Collected data:
-=-=-

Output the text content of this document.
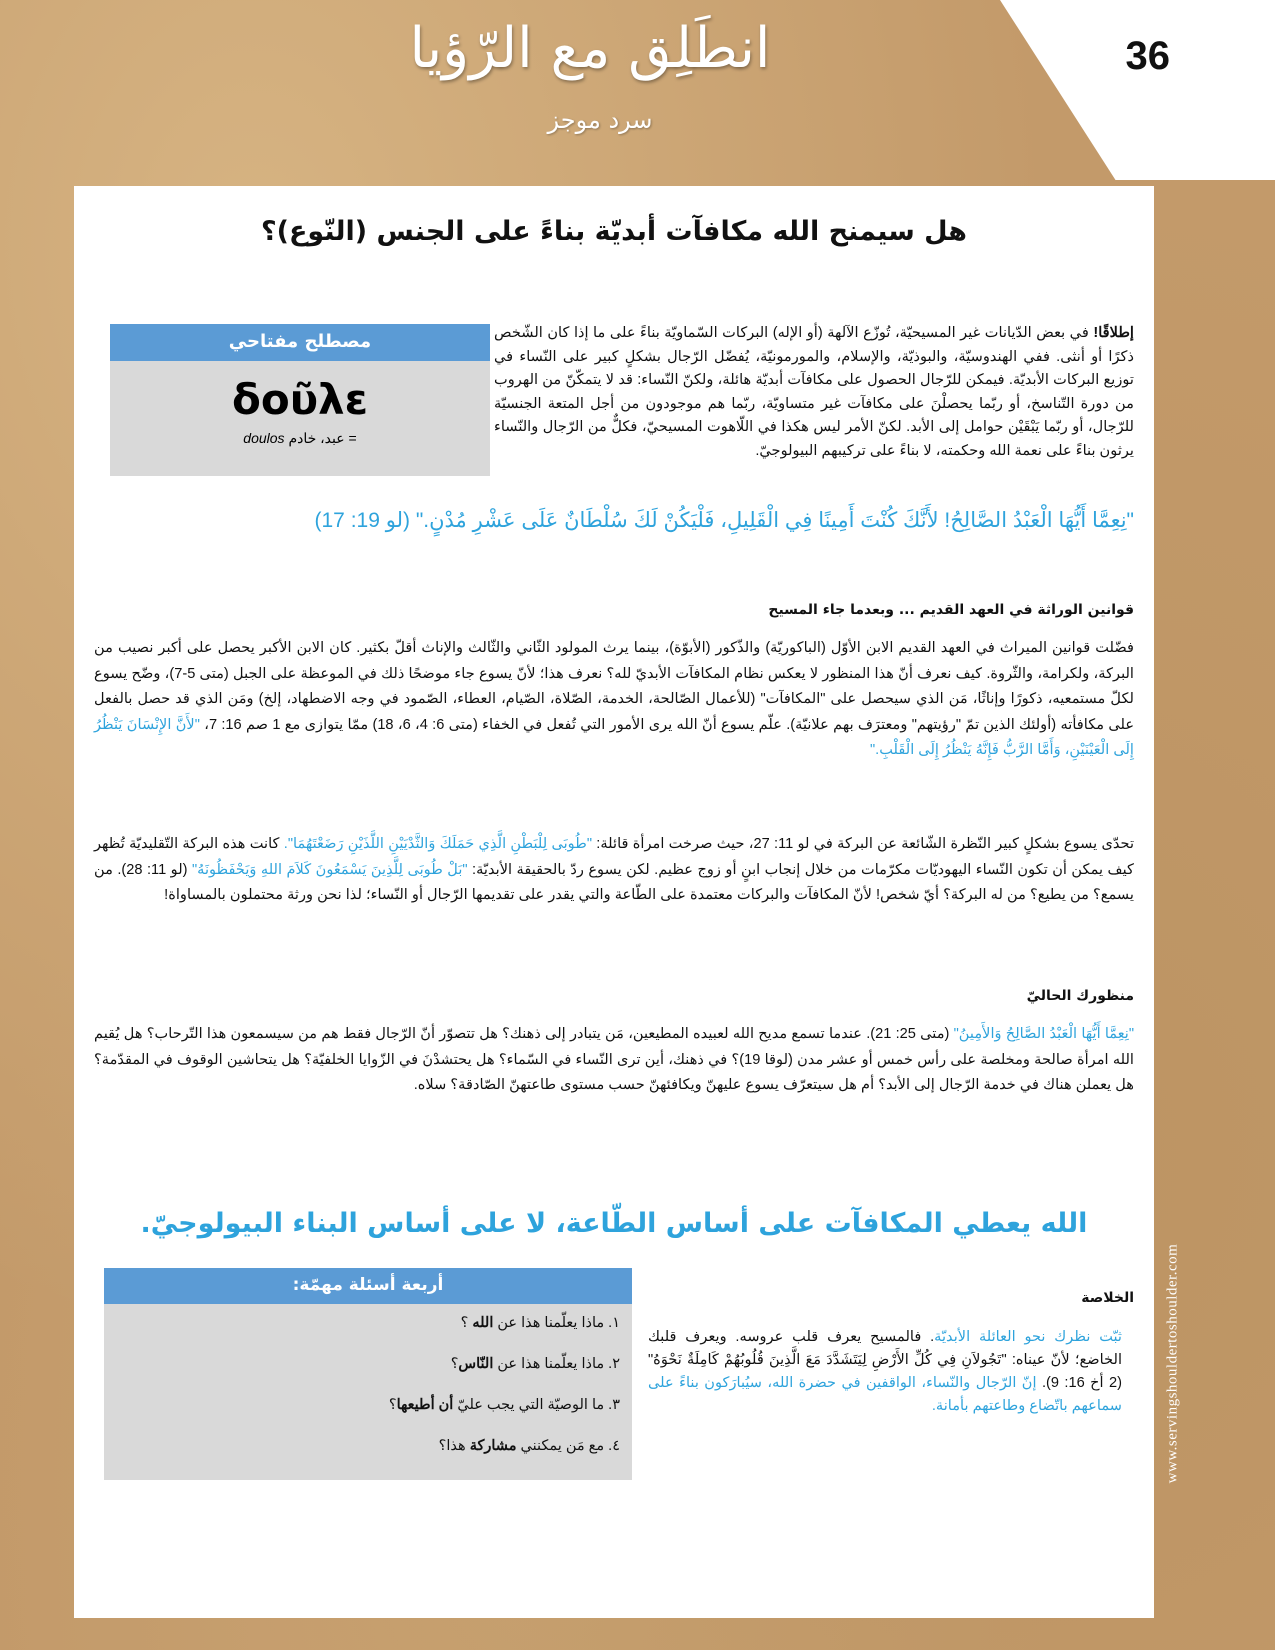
36
انطَلِق مع الرّؤيا
سرد موجز
هل سيمنح الله مكافآت أبديّة بناءً على الجنس (النّوع)؟
مصطلح مفتاحي
δοῦλε
doulos عبد، خادم =
إطلاقًا! في بعض الدّيانات غير المسيحيّة، تُوزّع الآلهة (أو الإله) البركات السّماويّة بناءً على ما إذا كان الشّخص ذكرًا أو أنثى. ففي الهندوسيّة، والبوذيّة، والإسلام، والمورمونيّة، يُفضّل الرّجال بشكلٍ كبير على النّساء في توزيع البركات الأبديّة. فيمكن للرّجال الحصول على مكافآت أبديّة هائلة، ولكنّ النّساء: قد لا يتمكّنّ من الهروب من دورة التّناسخ، أو ربّما يحصلْنَ على مكافآت غير متساويّة، ربّما هم موجودون من أجل المتعة الجنسيّة للرّجال، أو ربّما يَبْقَيْن حوامل إلى الأبد. لكنّ الأمر ليس هكذا في اللّاهوت المسيحيّ، فكلٌّ من الرّجال والنّساء يرثون بناءً على نعمة الله وحكمته، لا بناءً على تركيبهم البيولوجيّ.
"نِعِمَّا أَيُّهَا الْعَبْدُ الصَّالِحُ! لأَنَّكَ كُنْتَ أَمِينًا فِي الْقَلِيلِ، فَلْيَكُنْ لَكَ سُلْطَانٌ عَلَى عَشْرِ مُدْنٍ." (لو 19: 17)
قوانين الوراثة في العهد القديم ... وبعدما جاء المسيح
فضّلت قوانين الميراث في العهد القديم الابن الأوّل (الباكوريّة) والذّكور (الأبوّة)، بينما يرث المولود الثّاني والثّالث والإناث أقلّ بكثير. كان الابن الأكبر يحصل على أكبر نصيب من البركة، ولكرامة، والثّروة. كيف نعرف أنّ هذا المنظور لا يعكس نظام المكافآت الأبديّ لله؟ نعرف هذا؛ لأنّ يسوع جاء موضحًا ذلك في الموعظة على الجبل (متى 5-7)، وضّح يسوع لكلّ مستمعيه، ذكورًا وإناثًا، مَن الذي سيحصل على "المكافآت" (للأعمال الصّالحة، الخدمة، الصّلاة، الصّيام، العطاء، الصّمود في وجه الاضطهاد، إلخ) ومَن الذي قد حصل بالفعل على مكافأته (أولئك الذين تمّ "رؤيتهم" ومعترَف بهم علانيّة). علّم يسوع أنّ الله يرى الأمور التي تُفعل في الخفاء (متى 6: 4، 6، 18) ممّا يتوازى مع 1 صم 16: 7، "لأَنَّ الإِنْسَانَ يَنْظُرُ إِلَى الْعَيْنَيْنِ، وَأَمَّا الرَّبُّ فَإِنَّهُ يَنْظُرُ إِلَى الْقَلْبِ."
تحدّى يسوع بشكلٍ كبير النّظرة الشّائعة عن البركة في لو 11: 27، حيث صرخت امرأة قائلة: "طُوبَى لِلْبَطْنِ الَّذِي حَمَلَكَ وَالثَّدْيَيْنِ اللَّذَيْنِ رَضَعْتَهُمَا". كانت هذه البركة التّقليديّة تُظهر كيف يمكن أن تكون النّساء اليهوديّات مكرّمات من خلال إنجاب ابنٍ أو زوج عظيم. لكن يسوع ردّ بالحقيقة الأبديّة: "بَلْ طُوبَى لِلَّذِينَ يَسْمَعُونَ كَلاَمَ اللهِ وَيَحْفَظُونَهُ" (لو 11: 28). من يسمع؟ من يطيع؟ من له البركة؟ أيّ شخص! لأنّ المكافآت والبركات معتمدة على الطّاعة والتي يقدر على تقديمها الرّجال أو النّساء؛ لذا نحن ورثة محتملون بالمساواة!
منظورك الحاليّ
"نِعِمَّا أَيُّهَا الْعَبْدُ الصَّالِحُ وَالأَمِينُ" (متى 25: 21). عندما تسمع مديح الله لعبيده المطيعين، مَن يتبادر إلى ذهنك؟ هل تتصوّر أنّ الرّجال فقط هم من سيسمعون هذا التّرحاب؟ هل يُقيم الله امرأة صالحة ومخلصة على رأس خمس أو عشر مدن (لوقا 19)؟ في ذهنك، أين ترى النّساء في السّماء؟ هل يحتشدْنَ في الزّوايا الخلفيّة؟ هل يتحاشين الوقوف في المقدّمة؟ هل يعملن هناك في خدمة الرّجال إلى الأبد؟ أم هل سيتعرّف يسوع عليهنّ ويكافئهنّ حسب مستوى طاعتهنّ الصّادقة؟ سلاه.
الله يعطي المكافآت على أساس الطّاعة، لا على أساس البناء البيولوجيّ.
أربعة أسئلة مهمّة:
١. ماذا يعلّمنا هذا عن الله ؟
٢. ماذا يعلّمنا هذا عن النّاس؟
٣. ما الوصيّة التي يجب عليّ أن أطيعها؟
٤. مع مَن يمكنني مشاركة هذا؟
الخلاصة
ثبّت نظرك نحو العائلة الأبديّة. فالمسيح يعرف قلب عروسه. ويعرف قلبك الخاضع؛ لأنّ عيناه: "تَجُولاَنِ فِي كُلِّ الأَرْضِ لِيَتَشَدَّدَ مَعَ الَّذِينَ قُلُوبُهُمْ كَامِلَةٌ نَحْوَهُ" (2 أخ 16: 9). إنّ الرّجال والنّساء، الواقفين في حضرة الله، سيُبارَكون بناءً على سماعهم باتّضاع وطاعتهم بأمانة.	www.servingshouldertoshoulder.com
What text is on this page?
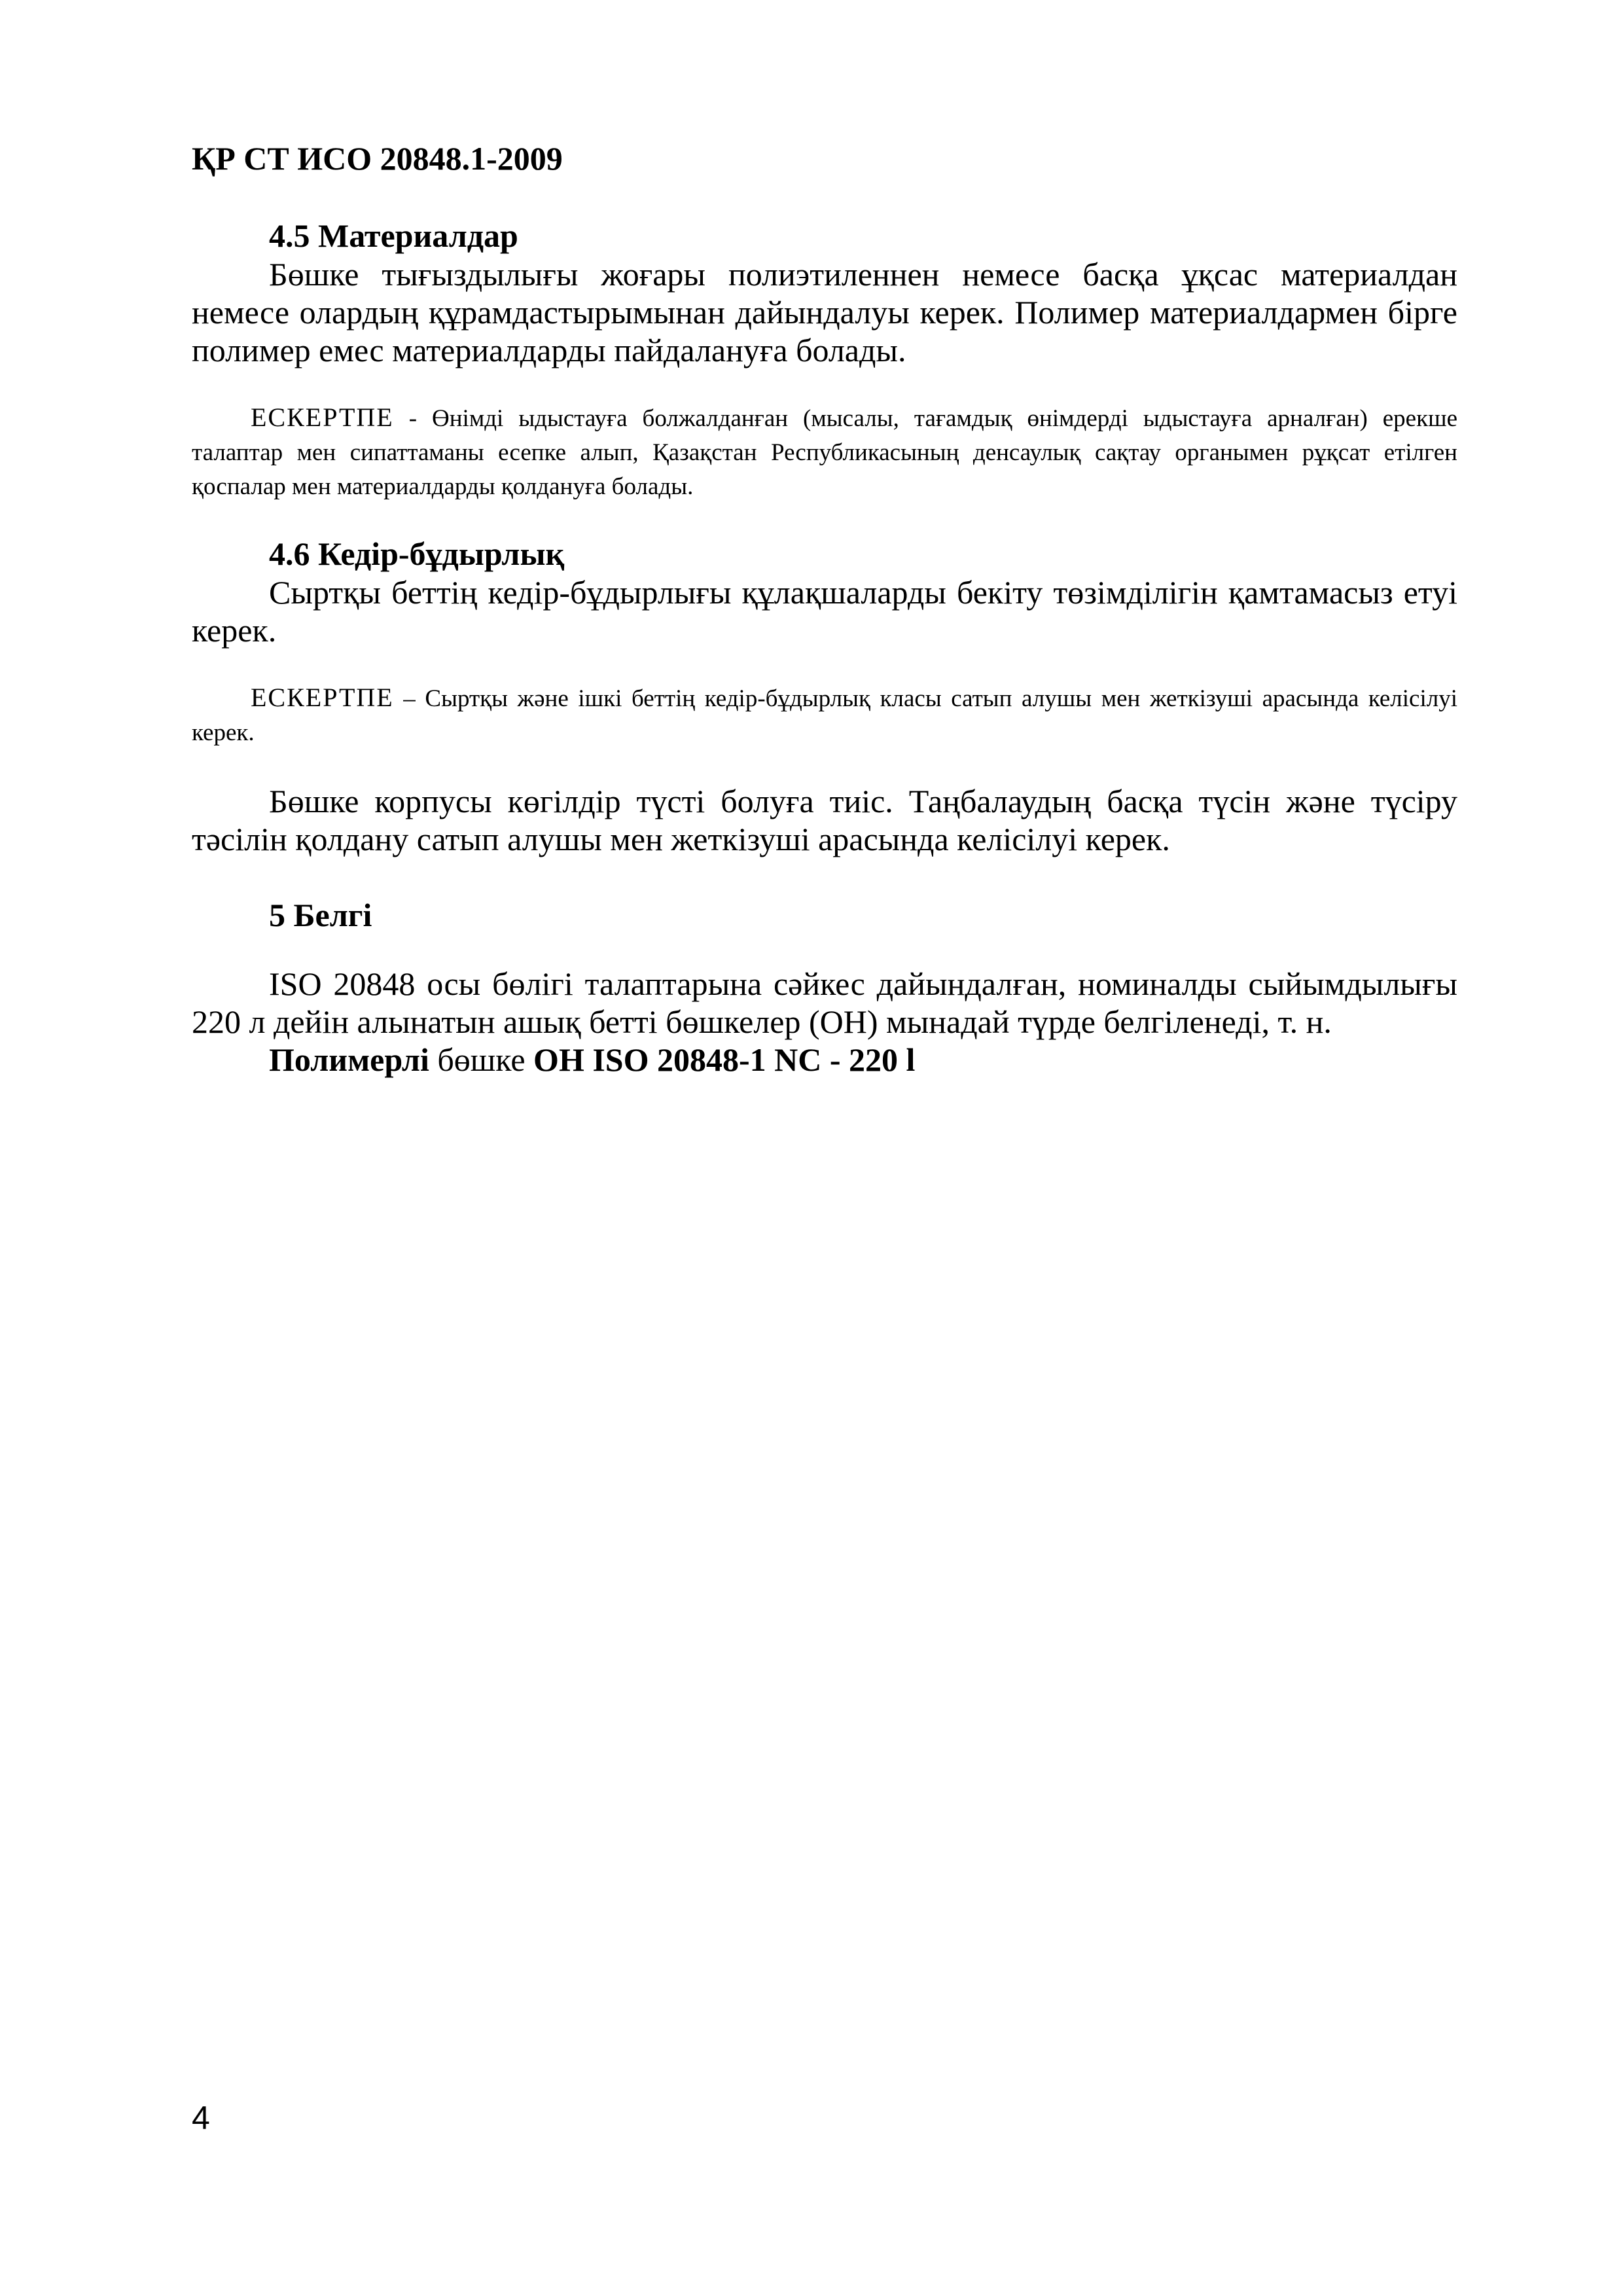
ҚР СТ ИСО 20848.1-2009
4.5 Материалдар

Бөшке тығыздылығы жоғары полиэтиленнен немесе басқа ұқсас материалдан немесе олардың құрамдастырымынан дайындалуы керек. Полимер материалдармен бірге полимер емес материалдарды пайдалануға болады.

ЕСКЕРТПЕ - Өнімді ыдыстауға болжалданған (мысалы, тағамдық өнімдерді ыдыстауға арналған) ерекше талаптар мен сипаттаманы есепке алып, Қазақстан Республикасының денсаулық сақтау органымен рұқсат етілген қоспалар мен материалдарды қолдануға болады.

4.6 Кедір-бұдырлық

Сыртқы беттің кедір-бұдырлығы құлақшаларды бекіту төзімділігін қамтамасыз етуі керек.

ЕСКЕРТПЕ – Сыртқы және ішкі беттің кедір-бұдырлық класы сатып алушы мен жеткізуші арасында келісілуі керек.

Бөшке корпусы көгілдір түсті болуға тиіс. Таңбалаудың басқа түсін және түсіру тәсілін қолдану сатып алушы мен жеткізуші арасында келісілуі керек.

5 Белгі

ISO 20848 осы бөлігі талаптарына сәйкес дайындалған, номиналды сыйымдылығы 220 л дейін алынатын ашық бетті бөшкелер (ОН) мынадай түрде белгіленеді, т. н.

Полимерлі бөшке ОН ISO 20848-1 NC - 220 l
4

-=-=-

§ **Problem description**
Give the count of lines in the listing that hold the word "материалдарды", with no other text.

§ **Output of the exercise**
2